Dataset records
_____

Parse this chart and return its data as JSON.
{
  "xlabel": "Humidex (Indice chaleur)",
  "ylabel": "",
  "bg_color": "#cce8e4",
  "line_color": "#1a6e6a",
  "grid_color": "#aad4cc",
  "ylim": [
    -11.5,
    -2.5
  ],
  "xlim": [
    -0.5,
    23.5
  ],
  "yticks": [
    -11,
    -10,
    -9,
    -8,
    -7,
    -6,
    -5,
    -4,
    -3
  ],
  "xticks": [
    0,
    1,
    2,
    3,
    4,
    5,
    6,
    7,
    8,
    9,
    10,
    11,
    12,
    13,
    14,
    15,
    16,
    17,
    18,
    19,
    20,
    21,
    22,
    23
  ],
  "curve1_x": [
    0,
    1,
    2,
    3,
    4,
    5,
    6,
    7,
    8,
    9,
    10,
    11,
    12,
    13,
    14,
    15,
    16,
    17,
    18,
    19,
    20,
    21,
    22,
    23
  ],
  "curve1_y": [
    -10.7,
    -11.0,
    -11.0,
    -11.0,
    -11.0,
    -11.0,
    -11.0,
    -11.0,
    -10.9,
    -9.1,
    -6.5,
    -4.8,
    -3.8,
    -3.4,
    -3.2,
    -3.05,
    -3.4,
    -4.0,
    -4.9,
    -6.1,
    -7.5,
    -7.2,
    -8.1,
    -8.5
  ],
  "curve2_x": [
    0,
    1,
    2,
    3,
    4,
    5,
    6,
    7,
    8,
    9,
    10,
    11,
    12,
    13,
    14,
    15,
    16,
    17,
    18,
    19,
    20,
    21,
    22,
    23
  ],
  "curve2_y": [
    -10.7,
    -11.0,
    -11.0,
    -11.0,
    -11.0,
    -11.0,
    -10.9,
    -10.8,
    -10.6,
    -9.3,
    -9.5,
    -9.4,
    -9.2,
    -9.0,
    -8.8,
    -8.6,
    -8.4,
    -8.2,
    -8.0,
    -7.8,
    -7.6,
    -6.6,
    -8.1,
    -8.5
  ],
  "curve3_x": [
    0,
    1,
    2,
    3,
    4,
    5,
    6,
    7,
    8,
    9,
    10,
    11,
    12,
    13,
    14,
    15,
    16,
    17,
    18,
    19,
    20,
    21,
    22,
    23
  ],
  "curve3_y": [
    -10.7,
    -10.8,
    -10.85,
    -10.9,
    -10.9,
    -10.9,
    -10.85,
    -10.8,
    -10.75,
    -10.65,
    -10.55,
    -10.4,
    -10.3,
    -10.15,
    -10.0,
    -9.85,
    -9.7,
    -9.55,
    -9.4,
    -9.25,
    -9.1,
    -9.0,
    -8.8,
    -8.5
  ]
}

_____

● **SHORT PROBLEM**
Nothing should be left out: return all of the records exactly.

● **TASK ANSWER**
Parse this chart and return its data as JSON.
{
  "xlabel": "Humidex (Indice chaleur)",
  "ylabel": "",
  "bg_color": "#cce8e4",
  "line_color": "#1a6e6a",
  "grid_color": "#aad4cc",
  "ylim": [
    -11.5,
    -2.5
  ],
  "xlim": [
    -0.5,
    23.5
  ],
  "yticks": [
    -11,
    -10,
    -9,
    -8,
    -7,
    -6,
    -5,
    -4,
    -3
  ],
  "xticks": [
    0,
    1,
    2,
    3,
    4,
    5,
    6,
    7,
    8,
    9,
    10,
    11,
    12,
    13,
    14,
    15,
    16,
    17,
    18,
    19,
    20,
    21,
    22,
    23
  ],
  "curve1_x": [
    0,
    1,
    2,
    3,
    4,
    5,
    6,
    7,
    8,
    9,
    10,
    11,
    12,
    13,
    14,
    15,
    16,
    17,
    18,
    19,
    20,
    21,
    22,
    23
  ],
  "curve1_y": [
    -10.7,
    -11.0,
    -11.0,
    -11.0,
    -11.0,
    -11.0,
    -11.0,
    -11.0,
    -10.9,
    -9.1,
    -6.5,
    -4.8,
    -3.8,
    -3.4,
    -3.2,
    -3.05,
    -3.4,
    -4.0,
    -4.9,
    -6.1,
    -7.5,
    -7.2,
    -8.1,
    -8.5
  ],
  "curve2_x": [
    0,
    1,
    2,
    3,
    4,
    5,
    6,
    7,
    8,
    9,
    10,
    11,
    12,
    13,
    14,
    15,
    16,
    17,
    18,
    19,
    20,
    21,
    22,
    23
  ],
  "curve2_y": [
    -10.7,
    -11.0,
    -11.0,
    -11.0,
    -11.0,
    -11.0,
    -10.9,
    -10.8,
    -10.6,
    -9.3,
    -9.5,
    -9.4,
    -9.2,
    -9.0,
    -8.8,
    -8.6,
    -8.4,
    -8.2,
    -8.0,
    -7.8,
    -7.6,
    -6.6,
    -8.1,
    -8.5
  ],
  "curve3_x": [
    0,
    1,
    2,
    3,
    4,
    5,
    6,
    7,
    8,
    9,
    10,
    11,
    12,
    13,
    14,
    15,
    16,
    17,
    18,
    19,
    20,
    21,
    22,
    23
  ],
  "curve3_y": [
    -10.7,
    -10.8,
    -10.85,
    -10.9,
    -10.9,
    -10.9,
    -10.85,
    -10.8,
    -10.75,
    -10.65,
    -10.55,
    -10.4,
    -10.3,
    -10.15,
    -10.0,
    -9.85,
    -9.7,
    -9.55,
    -9.4,
    -9.25,
    -9.1,
    -9.0,
    -8.8,
    -8.5
  ]
}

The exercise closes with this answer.